*DATA SUPPLIED:*
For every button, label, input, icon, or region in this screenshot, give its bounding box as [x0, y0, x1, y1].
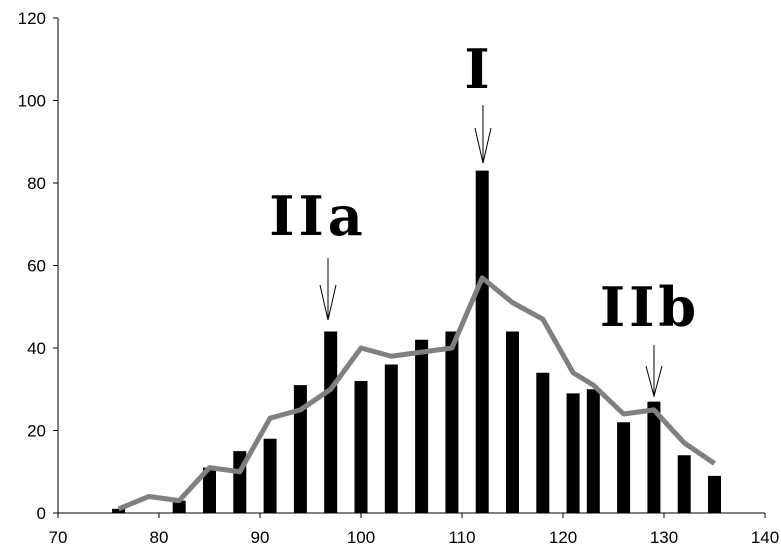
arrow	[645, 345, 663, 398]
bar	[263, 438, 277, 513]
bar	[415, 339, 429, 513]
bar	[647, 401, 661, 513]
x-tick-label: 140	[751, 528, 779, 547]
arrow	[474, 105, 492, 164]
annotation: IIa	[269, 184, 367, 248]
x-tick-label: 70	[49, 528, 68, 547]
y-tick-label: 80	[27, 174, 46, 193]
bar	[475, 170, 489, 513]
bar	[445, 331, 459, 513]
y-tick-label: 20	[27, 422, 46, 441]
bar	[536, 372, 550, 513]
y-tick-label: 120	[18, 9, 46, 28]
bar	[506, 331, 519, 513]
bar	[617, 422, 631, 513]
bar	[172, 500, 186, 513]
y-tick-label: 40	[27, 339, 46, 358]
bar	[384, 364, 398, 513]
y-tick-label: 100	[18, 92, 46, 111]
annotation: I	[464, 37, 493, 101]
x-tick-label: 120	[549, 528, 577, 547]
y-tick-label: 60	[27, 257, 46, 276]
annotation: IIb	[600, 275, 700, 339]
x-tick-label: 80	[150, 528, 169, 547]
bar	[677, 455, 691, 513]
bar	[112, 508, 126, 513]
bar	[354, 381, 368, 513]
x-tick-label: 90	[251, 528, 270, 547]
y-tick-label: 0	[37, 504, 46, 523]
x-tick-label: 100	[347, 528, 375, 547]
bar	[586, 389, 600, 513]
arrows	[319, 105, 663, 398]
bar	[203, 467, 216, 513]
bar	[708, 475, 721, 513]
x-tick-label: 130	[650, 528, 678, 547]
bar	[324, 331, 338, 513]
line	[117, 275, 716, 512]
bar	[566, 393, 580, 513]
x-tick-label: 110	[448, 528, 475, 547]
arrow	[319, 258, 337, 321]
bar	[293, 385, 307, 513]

*THE PROBLEM:*
Swap "annotation" for "callout" everywhere it occurs in the entries above, and reproduce the entries with nothing else changed. Omit the pictures.

*SOLUTION TO THIS TASK:*
For every button, label, input, icon, or region in this screenshot, give its bounding box as [x0, y0, x1, y1].
arrow	[645, 345, 663, 398]
bar	[263, 438, 277, 513]
bar	[415, 339, 429, 513]
bar	[647, 401, 661, 513]
x-tick-label: 140	[751, 528, 779, 547]
arrow	[474, 105, 492, 164]
callout: IIa	[269, 184, 367, 248]
x-tick-label: 70	[49, 528, 68, 547]
y-tick-label: 80	[27, 174, 46, 193]
bar	[475, 170, 489, 513]
bar	[445, 331, 459, 513]
y-tick-label: 20	[27, 422, 46, 441]
bar	[536, 372, 550, 513]
y-tick-label: 120	[18, 9, 46, 28]
bar	[506, 331, 519, 513]
bar	[617, 422, 631, 513]
bar	[172, 500, 186, 513]
y-tick-label: 40	[27, 339, 46, 358]
bar	[384, 364, 398, 513]
y-tick-label: 100	[18, 92, 46, 111]
callout: I	[464, 37, 493, 101]
x-tick-label: 120	[549, 528, 577, 547]
y-tick-label: 60	[27, 257, 46, 276]
callout: IIb	[600, 275, 700, 339]
x-tick-label: 80	[150, 528, 169, 547]
bar	[677, 455, 691, 513]
bar	[112, 508, 126, 513]
bar	[354, 381, 368, 513]
x-tick-label: 90	[251, 528, 270, 547]
y-tick-label: 0	[37, 504, 46, 523]
x-tick-label: 100	[347, 528, 375, 547]
bar	[586, 389, 600, 513]
arrows	[319, 105, 663, 398]
bar	[203, 467, 216, 513]
bar	[708, 475, 721, 513]
x-tick-label: 130	[650, 528, 678, 547]
bar	[324, 331, 338, 513]
line	[117, 275, 716, 512]
bar	[566, 393, 580, 513]
x-tick-label: 110	[448, 528, 475, 547]
arrow	[319, 258, 337, 321]
bar	[293, 385, 307, 513]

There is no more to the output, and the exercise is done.